Extracted data entries:
^^^^
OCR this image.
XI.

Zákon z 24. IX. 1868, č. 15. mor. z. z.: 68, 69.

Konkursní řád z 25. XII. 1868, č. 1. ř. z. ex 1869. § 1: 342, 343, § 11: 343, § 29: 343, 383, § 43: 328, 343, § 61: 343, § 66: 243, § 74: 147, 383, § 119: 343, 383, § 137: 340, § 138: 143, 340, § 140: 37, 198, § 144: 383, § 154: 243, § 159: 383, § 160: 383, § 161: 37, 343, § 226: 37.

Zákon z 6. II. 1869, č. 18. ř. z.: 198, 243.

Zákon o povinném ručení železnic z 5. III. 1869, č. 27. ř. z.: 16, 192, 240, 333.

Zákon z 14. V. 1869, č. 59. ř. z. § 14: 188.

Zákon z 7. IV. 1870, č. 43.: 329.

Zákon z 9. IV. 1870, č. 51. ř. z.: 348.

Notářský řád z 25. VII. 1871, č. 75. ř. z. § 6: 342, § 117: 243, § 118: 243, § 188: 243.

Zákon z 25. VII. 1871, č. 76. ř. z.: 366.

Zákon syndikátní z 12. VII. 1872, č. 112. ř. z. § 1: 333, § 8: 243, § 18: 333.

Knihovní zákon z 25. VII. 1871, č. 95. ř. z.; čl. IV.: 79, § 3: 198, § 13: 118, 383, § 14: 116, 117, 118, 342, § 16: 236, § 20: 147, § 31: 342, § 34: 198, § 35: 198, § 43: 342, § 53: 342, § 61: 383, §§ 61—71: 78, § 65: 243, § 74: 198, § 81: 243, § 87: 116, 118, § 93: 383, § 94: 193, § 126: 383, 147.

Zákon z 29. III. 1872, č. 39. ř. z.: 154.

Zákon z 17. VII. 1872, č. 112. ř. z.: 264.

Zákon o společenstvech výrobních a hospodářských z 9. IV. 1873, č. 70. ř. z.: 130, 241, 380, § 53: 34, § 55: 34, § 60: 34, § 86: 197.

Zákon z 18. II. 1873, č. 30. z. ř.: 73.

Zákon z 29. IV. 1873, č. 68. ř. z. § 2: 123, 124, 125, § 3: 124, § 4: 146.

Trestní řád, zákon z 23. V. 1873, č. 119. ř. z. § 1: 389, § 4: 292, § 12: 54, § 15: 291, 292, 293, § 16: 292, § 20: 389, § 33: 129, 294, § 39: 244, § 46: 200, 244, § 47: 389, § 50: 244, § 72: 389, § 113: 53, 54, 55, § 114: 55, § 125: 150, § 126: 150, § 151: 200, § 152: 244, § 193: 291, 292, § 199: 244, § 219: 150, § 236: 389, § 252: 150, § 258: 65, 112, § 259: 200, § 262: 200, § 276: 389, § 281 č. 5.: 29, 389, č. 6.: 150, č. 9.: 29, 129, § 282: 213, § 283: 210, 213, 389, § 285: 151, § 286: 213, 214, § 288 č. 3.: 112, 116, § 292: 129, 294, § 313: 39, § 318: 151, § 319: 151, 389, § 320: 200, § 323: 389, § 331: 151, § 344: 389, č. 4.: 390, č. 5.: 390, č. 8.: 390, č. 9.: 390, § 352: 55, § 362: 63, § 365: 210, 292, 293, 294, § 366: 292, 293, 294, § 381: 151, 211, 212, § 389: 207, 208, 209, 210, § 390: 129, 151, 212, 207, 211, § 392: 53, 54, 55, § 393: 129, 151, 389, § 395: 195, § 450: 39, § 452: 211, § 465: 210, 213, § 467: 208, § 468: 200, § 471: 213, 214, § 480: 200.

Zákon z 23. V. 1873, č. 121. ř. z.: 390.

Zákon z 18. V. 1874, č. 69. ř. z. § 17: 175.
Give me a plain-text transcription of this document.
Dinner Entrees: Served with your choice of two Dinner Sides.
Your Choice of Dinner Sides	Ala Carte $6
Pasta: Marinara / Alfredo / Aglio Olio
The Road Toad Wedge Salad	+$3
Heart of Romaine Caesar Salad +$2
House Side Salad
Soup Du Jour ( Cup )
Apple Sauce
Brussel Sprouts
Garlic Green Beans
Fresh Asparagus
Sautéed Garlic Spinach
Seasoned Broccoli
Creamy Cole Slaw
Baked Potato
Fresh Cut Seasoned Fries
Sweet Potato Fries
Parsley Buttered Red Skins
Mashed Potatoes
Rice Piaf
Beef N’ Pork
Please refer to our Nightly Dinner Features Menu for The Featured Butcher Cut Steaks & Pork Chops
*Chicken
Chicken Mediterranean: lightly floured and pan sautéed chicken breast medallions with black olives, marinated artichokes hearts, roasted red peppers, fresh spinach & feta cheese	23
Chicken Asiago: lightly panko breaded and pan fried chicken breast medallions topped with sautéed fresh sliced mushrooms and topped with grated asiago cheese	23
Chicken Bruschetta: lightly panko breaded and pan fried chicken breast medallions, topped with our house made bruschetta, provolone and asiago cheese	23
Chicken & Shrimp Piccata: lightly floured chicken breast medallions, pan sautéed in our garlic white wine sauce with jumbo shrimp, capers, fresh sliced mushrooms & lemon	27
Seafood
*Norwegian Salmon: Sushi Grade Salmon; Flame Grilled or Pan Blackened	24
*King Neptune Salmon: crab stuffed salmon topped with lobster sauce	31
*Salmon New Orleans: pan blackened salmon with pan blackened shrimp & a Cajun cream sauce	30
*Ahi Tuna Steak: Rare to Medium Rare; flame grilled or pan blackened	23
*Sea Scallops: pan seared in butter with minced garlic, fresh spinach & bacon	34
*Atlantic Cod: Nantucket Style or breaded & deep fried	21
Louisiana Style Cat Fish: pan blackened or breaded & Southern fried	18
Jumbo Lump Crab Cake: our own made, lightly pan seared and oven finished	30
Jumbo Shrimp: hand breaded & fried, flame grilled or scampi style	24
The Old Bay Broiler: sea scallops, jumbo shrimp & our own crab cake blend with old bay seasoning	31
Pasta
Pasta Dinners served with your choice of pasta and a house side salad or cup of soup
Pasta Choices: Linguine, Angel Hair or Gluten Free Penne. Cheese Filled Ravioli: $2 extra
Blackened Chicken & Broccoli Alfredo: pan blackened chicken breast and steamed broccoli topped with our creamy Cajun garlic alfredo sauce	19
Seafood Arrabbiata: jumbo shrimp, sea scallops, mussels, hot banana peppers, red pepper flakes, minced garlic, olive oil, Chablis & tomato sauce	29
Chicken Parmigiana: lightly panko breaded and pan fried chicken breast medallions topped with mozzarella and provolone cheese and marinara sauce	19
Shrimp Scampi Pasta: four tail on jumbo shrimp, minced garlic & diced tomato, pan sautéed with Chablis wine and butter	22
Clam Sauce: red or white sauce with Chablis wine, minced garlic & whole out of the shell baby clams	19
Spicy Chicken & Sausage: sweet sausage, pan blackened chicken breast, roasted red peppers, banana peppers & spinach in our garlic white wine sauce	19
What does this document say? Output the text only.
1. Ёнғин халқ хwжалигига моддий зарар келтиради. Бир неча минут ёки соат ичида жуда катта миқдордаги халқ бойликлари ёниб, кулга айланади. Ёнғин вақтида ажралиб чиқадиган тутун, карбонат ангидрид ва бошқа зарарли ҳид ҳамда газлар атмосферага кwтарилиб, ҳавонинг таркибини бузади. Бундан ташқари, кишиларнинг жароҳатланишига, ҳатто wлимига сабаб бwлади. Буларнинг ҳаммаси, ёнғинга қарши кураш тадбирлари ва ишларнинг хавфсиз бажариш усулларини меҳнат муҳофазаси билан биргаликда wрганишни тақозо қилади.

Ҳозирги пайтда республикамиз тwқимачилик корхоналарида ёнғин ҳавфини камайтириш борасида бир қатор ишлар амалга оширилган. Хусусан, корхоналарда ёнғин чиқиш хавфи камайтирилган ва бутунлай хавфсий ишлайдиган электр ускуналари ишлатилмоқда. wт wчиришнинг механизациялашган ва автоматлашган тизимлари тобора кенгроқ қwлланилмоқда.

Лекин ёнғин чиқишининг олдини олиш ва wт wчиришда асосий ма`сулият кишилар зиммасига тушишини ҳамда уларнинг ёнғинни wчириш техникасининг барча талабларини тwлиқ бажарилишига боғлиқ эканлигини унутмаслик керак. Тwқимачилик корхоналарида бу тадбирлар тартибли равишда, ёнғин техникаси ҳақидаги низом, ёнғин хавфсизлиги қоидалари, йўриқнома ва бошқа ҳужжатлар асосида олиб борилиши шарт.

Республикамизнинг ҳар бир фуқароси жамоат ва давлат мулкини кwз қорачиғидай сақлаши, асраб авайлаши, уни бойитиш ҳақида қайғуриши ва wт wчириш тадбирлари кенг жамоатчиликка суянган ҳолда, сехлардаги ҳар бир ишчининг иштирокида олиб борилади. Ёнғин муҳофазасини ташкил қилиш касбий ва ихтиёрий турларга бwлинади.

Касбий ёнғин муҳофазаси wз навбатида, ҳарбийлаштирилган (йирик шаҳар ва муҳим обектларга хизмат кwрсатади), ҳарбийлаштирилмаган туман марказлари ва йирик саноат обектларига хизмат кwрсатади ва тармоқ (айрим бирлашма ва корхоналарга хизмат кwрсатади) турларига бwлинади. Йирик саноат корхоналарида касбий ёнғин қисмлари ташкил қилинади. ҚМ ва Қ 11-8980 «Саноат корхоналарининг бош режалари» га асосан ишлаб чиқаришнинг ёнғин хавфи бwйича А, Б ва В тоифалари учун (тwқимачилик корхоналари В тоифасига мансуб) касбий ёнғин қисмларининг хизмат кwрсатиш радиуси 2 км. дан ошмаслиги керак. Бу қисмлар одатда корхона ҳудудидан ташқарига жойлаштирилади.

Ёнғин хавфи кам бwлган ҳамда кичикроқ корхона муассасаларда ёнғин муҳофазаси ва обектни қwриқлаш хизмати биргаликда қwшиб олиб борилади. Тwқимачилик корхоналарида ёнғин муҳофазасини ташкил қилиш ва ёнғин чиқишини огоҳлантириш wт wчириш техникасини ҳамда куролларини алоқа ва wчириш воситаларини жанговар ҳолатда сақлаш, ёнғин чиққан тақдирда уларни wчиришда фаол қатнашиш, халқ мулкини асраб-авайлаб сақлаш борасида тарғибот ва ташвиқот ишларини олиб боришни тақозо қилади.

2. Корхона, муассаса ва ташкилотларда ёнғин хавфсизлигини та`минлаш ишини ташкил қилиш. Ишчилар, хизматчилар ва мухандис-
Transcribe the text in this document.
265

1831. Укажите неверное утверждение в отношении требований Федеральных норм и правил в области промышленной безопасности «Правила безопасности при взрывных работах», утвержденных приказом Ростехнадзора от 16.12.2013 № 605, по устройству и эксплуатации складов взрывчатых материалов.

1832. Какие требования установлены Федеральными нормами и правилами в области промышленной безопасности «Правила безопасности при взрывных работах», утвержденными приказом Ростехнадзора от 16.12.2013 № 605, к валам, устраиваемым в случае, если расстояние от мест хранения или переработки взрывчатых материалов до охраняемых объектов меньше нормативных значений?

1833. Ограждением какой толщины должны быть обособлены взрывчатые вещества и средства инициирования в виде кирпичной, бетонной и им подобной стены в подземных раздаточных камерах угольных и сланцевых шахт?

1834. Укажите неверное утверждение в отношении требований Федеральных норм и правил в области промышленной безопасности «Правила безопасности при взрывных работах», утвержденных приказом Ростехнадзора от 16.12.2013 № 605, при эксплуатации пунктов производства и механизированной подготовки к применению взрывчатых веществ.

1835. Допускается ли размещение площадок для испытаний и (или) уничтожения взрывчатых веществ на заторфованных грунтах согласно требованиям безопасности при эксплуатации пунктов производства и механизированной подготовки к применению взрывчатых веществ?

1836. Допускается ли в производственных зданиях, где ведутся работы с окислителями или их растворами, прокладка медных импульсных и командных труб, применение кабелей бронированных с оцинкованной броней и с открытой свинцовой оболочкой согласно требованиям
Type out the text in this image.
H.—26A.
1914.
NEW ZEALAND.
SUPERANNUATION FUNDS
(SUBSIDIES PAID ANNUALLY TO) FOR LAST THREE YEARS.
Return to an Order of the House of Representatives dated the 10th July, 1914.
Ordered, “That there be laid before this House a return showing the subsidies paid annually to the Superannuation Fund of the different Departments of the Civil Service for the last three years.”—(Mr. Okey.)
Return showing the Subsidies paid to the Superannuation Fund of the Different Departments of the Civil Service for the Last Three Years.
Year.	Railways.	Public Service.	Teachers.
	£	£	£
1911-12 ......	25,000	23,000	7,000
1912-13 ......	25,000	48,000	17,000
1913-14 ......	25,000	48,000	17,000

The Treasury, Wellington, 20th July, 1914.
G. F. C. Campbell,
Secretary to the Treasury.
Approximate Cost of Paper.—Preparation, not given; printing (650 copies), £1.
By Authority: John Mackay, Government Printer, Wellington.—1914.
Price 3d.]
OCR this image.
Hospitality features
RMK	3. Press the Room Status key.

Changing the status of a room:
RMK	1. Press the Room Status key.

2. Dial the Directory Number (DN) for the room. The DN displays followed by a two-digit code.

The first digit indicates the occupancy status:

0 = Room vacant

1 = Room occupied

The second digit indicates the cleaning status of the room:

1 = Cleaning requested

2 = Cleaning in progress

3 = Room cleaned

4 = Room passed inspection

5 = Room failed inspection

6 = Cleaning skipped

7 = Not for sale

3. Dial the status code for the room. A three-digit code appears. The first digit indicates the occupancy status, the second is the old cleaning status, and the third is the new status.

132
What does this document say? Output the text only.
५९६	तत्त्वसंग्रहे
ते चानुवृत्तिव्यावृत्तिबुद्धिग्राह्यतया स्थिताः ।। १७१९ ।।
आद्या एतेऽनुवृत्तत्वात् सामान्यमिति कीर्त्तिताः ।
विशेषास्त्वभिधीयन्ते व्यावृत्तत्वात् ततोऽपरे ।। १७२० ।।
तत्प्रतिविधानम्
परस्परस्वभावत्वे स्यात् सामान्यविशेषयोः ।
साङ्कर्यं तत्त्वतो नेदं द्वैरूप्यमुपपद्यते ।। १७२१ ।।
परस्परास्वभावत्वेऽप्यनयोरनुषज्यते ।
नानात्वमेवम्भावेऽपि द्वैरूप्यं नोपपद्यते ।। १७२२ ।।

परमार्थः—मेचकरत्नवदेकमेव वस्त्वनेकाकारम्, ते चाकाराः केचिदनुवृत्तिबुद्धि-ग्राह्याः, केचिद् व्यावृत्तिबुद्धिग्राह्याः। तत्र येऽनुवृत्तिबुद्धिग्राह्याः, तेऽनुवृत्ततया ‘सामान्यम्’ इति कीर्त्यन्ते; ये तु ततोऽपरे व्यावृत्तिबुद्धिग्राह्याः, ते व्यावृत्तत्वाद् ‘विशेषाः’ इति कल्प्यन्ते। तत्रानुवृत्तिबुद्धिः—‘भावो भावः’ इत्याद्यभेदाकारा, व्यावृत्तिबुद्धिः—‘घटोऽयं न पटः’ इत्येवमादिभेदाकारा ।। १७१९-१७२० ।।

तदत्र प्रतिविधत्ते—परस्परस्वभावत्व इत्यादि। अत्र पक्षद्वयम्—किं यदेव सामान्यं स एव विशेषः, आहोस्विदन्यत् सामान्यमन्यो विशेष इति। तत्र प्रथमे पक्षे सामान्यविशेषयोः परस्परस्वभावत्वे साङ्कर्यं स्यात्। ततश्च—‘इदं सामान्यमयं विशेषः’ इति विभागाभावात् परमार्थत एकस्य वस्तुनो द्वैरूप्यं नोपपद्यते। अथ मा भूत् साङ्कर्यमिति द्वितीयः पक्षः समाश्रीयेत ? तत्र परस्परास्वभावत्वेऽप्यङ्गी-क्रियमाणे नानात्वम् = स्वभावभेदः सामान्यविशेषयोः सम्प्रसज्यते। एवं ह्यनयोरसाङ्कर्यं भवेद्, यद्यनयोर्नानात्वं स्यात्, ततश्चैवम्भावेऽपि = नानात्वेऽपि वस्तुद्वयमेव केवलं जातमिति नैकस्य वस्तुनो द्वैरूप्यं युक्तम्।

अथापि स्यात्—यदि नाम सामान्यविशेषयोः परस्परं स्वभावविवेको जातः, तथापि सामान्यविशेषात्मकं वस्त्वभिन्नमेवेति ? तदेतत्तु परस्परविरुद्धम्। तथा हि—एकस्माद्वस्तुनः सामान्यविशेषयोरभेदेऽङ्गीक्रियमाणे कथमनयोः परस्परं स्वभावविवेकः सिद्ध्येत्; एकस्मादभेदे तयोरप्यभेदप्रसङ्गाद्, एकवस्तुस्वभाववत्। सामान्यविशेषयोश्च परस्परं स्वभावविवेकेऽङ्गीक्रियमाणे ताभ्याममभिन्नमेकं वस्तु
^^^^
Exercise aim:
Filter for "Chicken". Return all lines that hold it.

Answer to this exercise:
*Chicken
Chicken Mediterranean: lightly floured and pan sautéed chicken breast medallions with black olives, marinated artichokes hearts, roasted red peppers, fresh spinach & feta cheese	23
Chicken Asiago: lightly panko breaded and pan fried chicken breast medallions topped with sautéed fresh sliced mushrooms and topped with grated asiago cheese	23
Chicken Bruschetta: lightly panko breaded and pan fried chicken breast medallions, topped with our house made bruschetta, provolone and asiago cheese	23
Chicken & Shrimp Piccata: lightly floured chicken breast medallions, pan sautéed in our garlic white wine sauce with jumbo shrimp, capers, fresh sliced mushrooms & lemon	27
Blackened Chicken & Broccoli Alfredo: pan blackened chicken breast and steamed broccoli topped with our creamy Cajun garlic alfredo sauce	19
Chicken Parmigiana: lightly panko breaded and pan fried chicken breast medallions topped with mozzarella and provolone cheese and marinara sauce	19
Spicy Chicken & Sausage: sweet sausage, pan blackened chicken breast, roasted red peppers, banana peppers & spinach in our garlic white wine sauce	19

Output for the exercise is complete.